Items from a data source
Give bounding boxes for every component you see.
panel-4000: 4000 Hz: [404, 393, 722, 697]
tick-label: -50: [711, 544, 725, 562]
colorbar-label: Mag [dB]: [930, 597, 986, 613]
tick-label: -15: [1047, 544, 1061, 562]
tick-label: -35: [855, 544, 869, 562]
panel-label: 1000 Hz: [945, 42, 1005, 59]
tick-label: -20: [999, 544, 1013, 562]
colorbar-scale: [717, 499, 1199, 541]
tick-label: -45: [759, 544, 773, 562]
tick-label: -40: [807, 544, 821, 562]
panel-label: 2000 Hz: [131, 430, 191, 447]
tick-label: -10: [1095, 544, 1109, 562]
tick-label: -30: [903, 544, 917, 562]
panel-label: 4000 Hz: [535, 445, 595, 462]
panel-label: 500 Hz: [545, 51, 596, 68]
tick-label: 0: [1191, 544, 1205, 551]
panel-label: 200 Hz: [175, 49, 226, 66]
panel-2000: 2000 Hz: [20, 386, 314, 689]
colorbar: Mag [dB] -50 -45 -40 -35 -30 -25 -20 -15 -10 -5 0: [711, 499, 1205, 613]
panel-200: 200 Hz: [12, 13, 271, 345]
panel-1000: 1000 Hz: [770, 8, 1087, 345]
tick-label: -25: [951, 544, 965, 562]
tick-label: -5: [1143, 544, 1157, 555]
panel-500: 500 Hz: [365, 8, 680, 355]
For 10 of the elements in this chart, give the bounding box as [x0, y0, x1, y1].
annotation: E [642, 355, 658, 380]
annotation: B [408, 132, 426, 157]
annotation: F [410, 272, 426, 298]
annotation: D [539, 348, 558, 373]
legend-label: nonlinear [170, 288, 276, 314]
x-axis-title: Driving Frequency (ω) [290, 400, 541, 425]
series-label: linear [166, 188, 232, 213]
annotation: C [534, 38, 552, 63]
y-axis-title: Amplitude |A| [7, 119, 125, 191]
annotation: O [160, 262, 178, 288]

Task to complete.
Copy out the lines of the material above, from its first line through the line containing "panel-2000: 2000 Hz: [20, 386, 314, 689]", including both ends, with every character unchanged.

Expected answer.
Give bounding boxes for every component you see.
panel-4000: 4000 Hz: [404, 393, 722, 697]
tick-label: -50: [711, 544, 725, 562]
colorbar-label: Mag [dB]: [930, 597, 986, 613]
tick-label: -15: [1047, 544, 1061, 562]
tick-label: -35: [855, 544, 869, 562]
panel-label: 1000 Hz: [945, 42, 1005, 59]
tick-label: -20: [999, 544, 1013, 562]
colorbar-scale: [717, 499, 1199, 541]
tick-label: -45: [759, 544, 773, 562]
tick-label: -40: [807, 544, 821, 562]
panel-label: 2000 Hz: [131, 430, 191, 447]
tick-label: -10: [1095, 544, 1109, 562]
tick-label: -30: [903, 544, 917, 562]
panel-label: 4000 Hz: [535, 445, 595, 462]
panel-label: 500 Hz: [545, 51, 596, 68]
tick-label: 0: [1191, 544, 1205, 551]
panel-label: 200 Hz: [175, 49, 226, 66]
panel-2000: 2000 Hz: [20, 386, 314, 689]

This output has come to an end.